SET TASK:
Every line that holds "banques" should be shown.

(Dataset records)
— start —

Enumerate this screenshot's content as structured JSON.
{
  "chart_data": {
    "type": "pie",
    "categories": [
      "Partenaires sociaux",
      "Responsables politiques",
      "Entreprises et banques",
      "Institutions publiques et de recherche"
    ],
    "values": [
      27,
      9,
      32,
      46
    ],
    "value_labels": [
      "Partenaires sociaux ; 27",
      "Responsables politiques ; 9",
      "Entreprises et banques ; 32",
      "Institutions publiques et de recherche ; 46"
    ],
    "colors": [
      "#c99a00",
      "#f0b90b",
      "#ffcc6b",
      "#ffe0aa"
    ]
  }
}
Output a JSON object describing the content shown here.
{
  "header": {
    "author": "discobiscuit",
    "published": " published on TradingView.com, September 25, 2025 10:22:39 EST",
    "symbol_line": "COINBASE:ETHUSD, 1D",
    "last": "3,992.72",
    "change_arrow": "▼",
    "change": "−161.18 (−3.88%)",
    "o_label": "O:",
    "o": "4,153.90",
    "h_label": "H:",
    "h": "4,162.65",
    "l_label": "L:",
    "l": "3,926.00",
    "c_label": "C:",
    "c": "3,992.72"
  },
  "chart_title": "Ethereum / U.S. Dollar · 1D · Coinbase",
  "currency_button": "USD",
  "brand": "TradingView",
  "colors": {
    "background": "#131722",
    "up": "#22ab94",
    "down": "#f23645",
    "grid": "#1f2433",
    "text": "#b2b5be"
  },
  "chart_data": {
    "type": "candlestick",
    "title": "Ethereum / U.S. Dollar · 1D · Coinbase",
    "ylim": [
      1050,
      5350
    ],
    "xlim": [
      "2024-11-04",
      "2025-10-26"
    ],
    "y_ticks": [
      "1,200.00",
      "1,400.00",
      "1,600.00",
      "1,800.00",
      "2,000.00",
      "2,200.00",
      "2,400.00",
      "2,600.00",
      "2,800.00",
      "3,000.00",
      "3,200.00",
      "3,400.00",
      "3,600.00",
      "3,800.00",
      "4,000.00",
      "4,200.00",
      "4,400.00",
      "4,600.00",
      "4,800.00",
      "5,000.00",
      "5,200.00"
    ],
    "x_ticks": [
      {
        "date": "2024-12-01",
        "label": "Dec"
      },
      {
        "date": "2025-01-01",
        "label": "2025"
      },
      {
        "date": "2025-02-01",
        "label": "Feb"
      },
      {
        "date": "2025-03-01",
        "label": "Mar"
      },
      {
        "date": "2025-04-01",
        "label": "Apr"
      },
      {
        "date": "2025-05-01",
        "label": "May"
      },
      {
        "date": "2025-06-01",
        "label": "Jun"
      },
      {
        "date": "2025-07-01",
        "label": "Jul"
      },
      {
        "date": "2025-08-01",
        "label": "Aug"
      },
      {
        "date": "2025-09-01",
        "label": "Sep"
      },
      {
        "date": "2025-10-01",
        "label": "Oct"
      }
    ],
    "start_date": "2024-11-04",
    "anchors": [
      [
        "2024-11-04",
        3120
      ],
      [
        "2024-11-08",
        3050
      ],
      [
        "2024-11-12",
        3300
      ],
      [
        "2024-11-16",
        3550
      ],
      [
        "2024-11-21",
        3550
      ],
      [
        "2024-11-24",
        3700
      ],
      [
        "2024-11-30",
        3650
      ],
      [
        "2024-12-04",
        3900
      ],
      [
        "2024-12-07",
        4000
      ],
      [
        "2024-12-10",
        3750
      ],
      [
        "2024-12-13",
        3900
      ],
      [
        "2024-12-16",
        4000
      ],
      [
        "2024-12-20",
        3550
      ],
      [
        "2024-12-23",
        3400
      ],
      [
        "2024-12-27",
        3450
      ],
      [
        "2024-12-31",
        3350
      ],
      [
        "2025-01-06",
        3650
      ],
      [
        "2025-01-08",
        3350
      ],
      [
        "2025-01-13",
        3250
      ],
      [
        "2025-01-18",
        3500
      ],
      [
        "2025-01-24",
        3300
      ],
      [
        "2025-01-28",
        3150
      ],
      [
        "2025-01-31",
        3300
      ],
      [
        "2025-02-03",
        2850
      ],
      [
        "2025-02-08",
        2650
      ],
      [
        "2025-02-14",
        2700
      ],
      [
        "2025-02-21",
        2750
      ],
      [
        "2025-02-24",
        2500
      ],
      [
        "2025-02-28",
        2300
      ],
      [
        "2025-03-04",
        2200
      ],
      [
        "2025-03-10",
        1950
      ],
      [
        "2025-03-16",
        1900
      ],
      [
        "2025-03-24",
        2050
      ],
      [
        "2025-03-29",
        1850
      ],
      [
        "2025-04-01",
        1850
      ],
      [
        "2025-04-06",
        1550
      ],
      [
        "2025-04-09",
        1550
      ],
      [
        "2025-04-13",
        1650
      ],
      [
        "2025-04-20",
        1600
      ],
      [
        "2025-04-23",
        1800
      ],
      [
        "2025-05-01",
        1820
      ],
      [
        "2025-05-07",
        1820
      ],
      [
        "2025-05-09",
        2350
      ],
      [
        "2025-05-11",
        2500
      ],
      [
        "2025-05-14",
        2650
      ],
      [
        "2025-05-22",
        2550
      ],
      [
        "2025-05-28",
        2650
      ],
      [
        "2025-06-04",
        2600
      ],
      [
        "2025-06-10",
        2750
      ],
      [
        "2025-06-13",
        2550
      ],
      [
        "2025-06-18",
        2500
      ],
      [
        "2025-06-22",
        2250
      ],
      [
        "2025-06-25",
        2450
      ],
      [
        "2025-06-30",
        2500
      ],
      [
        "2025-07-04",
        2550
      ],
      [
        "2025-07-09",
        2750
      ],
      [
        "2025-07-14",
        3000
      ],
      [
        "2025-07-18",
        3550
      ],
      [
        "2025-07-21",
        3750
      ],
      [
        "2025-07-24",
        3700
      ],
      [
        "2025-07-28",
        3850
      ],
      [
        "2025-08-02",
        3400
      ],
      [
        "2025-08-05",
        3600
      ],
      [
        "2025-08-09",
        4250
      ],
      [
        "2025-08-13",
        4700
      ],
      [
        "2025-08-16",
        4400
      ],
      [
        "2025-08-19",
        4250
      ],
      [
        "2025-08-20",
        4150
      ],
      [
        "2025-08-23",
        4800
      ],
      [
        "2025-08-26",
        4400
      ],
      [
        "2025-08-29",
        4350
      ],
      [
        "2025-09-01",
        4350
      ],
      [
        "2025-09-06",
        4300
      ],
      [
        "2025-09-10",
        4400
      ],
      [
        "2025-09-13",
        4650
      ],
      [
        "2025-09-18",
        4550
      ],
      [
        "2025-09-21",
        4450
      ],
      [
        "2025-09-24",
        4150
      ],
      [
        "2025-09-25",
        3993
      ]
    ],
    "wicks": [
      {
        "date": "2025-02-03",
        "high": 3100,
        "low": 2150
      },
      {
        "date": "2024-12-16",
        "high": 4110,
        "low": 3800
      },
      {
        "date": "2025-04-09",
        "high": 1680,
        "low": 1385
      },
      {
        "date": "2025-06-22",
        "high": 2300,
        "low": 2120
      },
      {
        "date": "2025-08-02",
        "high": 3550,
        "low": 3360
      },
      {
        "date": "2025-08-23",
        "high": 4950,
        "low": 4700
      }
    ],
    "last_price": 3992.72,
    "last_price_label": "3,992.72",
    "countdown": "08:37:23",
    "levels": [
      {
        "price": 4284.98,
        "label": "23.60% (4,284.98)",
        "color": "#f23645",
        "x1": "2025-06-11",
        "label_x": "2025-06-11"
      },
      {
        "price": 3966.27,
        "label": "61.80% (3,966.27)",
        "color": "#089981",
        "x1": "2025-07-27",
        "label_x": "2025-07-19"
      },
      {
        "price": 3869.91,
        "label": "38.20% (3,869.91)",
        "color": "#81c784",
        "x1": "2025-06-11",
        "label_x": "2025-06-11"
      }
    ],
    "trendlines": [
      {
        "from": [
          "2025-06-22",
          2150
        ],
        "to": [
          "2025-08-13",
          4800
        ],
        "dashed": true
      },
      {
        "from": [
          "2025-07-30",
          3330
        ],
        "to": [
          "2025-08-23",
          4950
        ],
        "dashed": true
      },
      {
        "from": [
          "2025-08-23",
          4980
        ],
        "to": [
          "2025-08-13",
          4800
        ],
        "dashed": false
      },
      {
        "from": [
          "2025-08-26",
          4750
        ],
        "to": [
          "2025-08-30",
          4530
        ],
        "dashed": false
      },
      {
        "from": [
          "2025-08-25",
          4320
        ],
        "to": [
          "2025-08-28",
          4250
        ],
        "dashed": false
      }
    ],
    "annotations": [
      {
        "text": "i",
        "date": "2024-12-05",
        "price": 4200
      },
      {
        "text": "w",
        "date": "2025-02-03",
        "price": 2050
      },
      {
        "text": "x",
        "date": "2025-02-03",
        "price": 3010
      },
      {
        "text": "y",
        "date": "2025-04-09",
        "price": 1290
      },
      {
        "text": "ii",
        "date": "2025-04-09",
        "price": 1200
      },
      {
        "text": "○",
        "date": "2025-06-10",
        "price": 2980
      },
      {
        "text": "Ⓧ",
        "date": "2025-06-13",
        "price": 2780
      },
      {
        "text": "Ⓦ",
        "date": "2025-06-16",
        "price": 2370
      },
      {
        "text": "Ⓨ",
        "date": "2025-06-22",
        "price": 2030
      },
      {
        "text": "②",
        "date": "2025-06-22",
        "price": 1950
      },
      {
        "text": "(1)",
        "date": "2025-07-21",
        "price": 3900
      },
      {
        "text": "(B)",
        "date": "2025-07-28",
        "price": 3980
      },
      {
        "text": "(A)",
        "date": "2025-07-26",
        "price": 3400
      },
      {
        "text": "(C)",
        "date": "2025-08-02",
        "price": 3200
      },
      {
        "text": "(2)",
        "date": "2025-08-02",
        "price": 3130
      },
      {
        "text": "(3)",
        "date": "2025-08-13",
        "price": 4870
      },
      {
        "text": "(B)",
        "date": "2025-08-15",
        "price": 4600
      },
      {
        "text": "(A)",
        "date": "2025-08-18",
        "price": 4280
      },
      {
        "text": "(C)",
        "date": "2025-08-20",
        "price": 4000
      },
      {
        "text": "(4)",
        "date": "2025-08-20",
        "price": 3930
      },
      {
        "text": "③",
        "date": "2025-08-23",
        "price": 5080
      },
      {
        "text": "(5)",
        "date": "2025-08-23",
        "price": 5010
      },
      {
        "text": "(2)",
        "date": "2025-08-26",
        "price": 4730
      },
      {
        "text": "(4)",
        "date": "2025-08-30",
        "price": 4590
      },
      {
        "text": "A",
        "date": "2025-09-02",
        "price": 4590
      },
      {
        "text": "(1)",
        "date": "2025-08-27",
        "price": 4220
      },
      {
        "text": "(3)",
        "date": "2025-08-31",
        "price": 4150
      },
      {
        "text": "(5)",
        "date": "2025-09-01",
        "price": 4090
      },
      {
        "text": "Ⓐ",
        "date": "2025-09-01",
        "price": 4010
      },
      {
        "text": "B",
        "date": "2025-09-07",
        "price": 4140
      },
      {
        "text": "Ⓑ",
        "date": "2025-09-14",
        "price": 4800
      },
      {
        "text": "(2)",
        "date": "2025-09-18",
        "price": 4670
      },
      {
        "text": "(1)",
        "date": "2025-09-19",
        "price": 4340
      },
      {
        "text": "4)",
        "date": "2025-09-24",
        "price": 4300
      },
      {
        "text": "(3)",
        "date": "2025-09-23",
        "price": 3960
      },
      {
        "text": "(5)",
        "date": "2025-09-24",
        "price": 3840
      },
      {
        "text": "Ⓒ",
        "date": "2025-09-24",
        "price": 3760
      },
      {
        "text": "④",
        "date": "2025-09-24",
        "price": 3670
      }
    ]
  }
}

— end —

THE OUTPUT:
      "Entreprises et banques",
      "Entreprises et banques ; 32",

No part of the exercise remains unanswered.